[Dataset entries]
==================================================

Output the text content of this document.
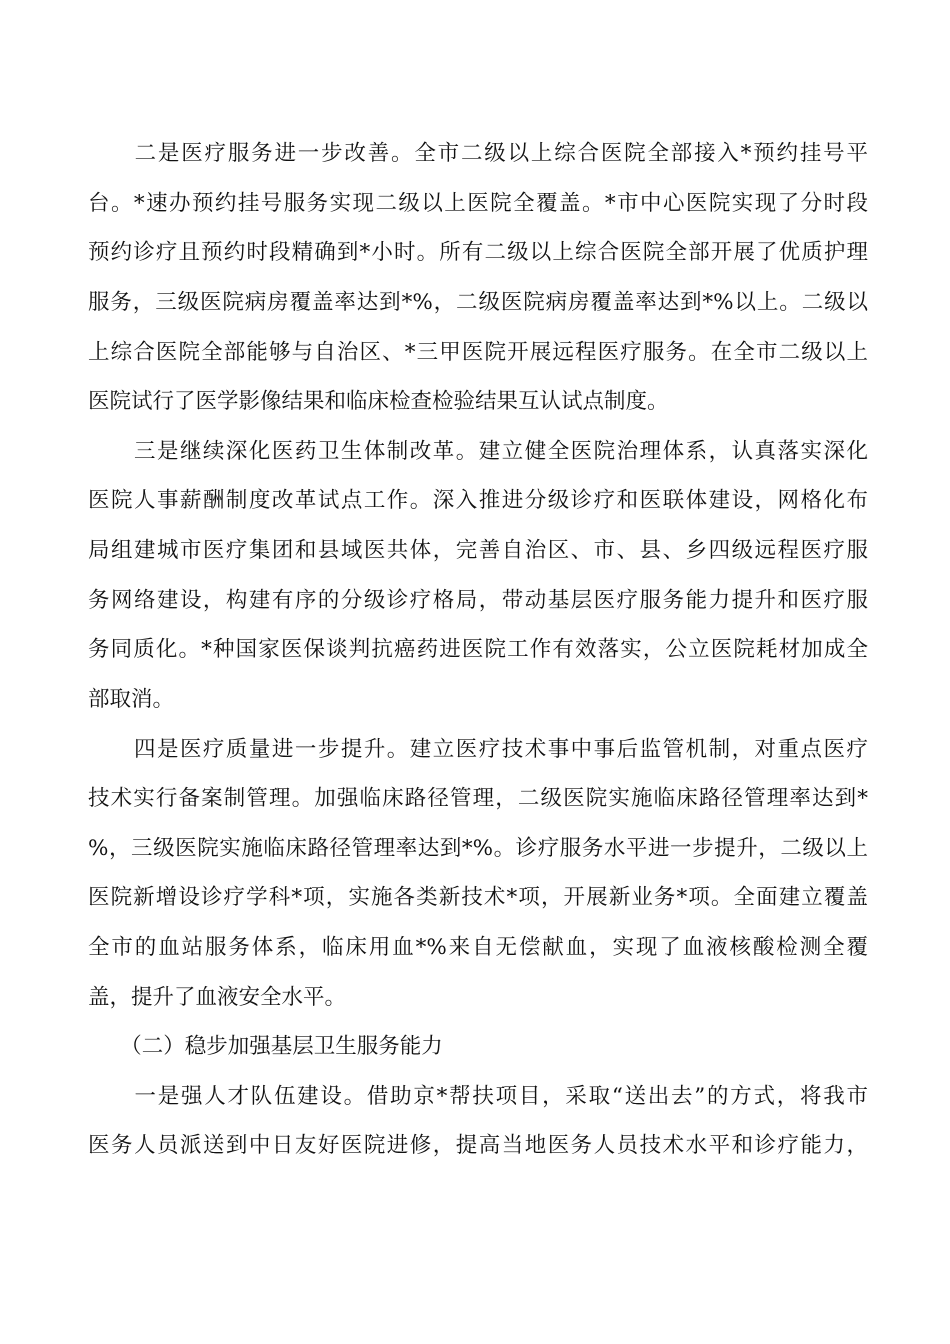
　　二是医疗服务进一步改善。全市二级以上综合医院全部接入*预约挂号平
台。*速办预约挂号服务实现二级以上医院全覆盖。*市中心医院实现了分时段
预约诊疗且预约时段精确到*小时。所有二级以上综合医院全部开展了优质护理
服务，三级医院病房覆盖率达到*%，二级医院病房覆盖率达到*%以上。二级以
上综合医院全部能够与自治区、*三甲医院开展远程医疗服务。在全市二级以上
医院试行了医学影像结果和临床检查检验结果互认试点制度。
　　三是继续深化医药卫生体制改革。建立健全医院治理体系，认真落实深化
医院人事薪酬制度改革试点工作。深入推进分级诊疗和医联体建设，网格化布
局组建城市医疗集团和县域医共体，完善自治区、市、县、乡四级远程医疗服
务网络建设，构建有序的分级诊疗格局，带动基层医疗服务能力提升和医疗服
务同质化。*种国家医保谈判抗癌药进医院工作有效落实，公立医院耗材加成全
部取消。
　　四是医疗质量进一步提升。建立医疗技术事中事后监管机制，对重点医疗
技术实行备案制管理。加强临床路径管理，二级医院实施临床路径管理率达到*
%，三级医院实施临床路径管理率达到*%。诊疗服务水平进一步提升，二级以上
医院新增设诊疗学科*项，实施各类新技术*项，开展新业务*项。全面建立覆盖
全市的血站服务体系，临床用血*%来自无偿献血，实现了血液核酸检测全覆
盖，提升了血液安全水平。
　　（二）稳步加强基层卫生服务能力
　　一是强人才队伍建设。借助京*帮扶项目，采取“送出去”的方式，将我市
医务人员派送到中日友好医院进修，提高当地医务人员技术水平和诊疗能力，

==================================================

→ **TASK TO COMPLETE**
Reproduce each line word for word and drop the pictures.

→ **SOLUTION FOR THIS TASK**
Output the text content of this document.
　　二是医疗服务进一步改善。全市二级以上综合医院全部接入*预约挂号平
台。*速办预约挂号服务实现二级以上医院全覆盖。*市中心医院实现了分时段
预约诊疗且预约时段精确到*小时。所有二级以上综合医院全部开展了优质护理
服务，三级医院病房覆盖率达到*%，二级医院病房覆盖率达到*%以上。二级以
上综合医院全部能够与自治区、*三甲医院开展远程医疗服务。在全市二级以上
医院试行了医学影像结果和临床检查检验结果互认试点制度。
　　三是继续深化医药卫生体制改革。建立健全医院治理体系，认真落实深化
医院人事薪酬制度改革试点工作。深入推进分级诊疗和医联体建设，网格化布
局组建城市医疗集团和县域医共体，完善自治区、市、县、乡四级远程医疗服
务网络建设，构建有序的分级诊疗格局，带动基层医疗服务能力提升和医疗服
务同质化。*种国家医保谈判抗癌药进医院工作有效落实，公立医院耗材加成全
部取消。
　　四是医疗质量进一步提升。建立医疗技术事中事后监管机制，对重点医疗
技术实行备案制管理。加强临床路径管理，二级医院实施临床路径管理率达到*
%，三级医院实施临床路径管理率达到*%。诊疗服务水平进一步提升，二级以上
医院新增设诊疗学科*项，实施各类新技术*项，开展新业务*项。全面建立覆盖
全市的血站服务体系，临床用血*%来自无偿献血，实现了血液核酸检测全覆
盖，提升了血液安全水平。
　　（二）稳步加强基层卫生服务能力
　　一是强人才队伍建设。借助京*帮扶项目，采取“送出去”的方式，将我市
医务人员派送到中日友好医院进修，提高当地医务人员技术水平和诊疗能力，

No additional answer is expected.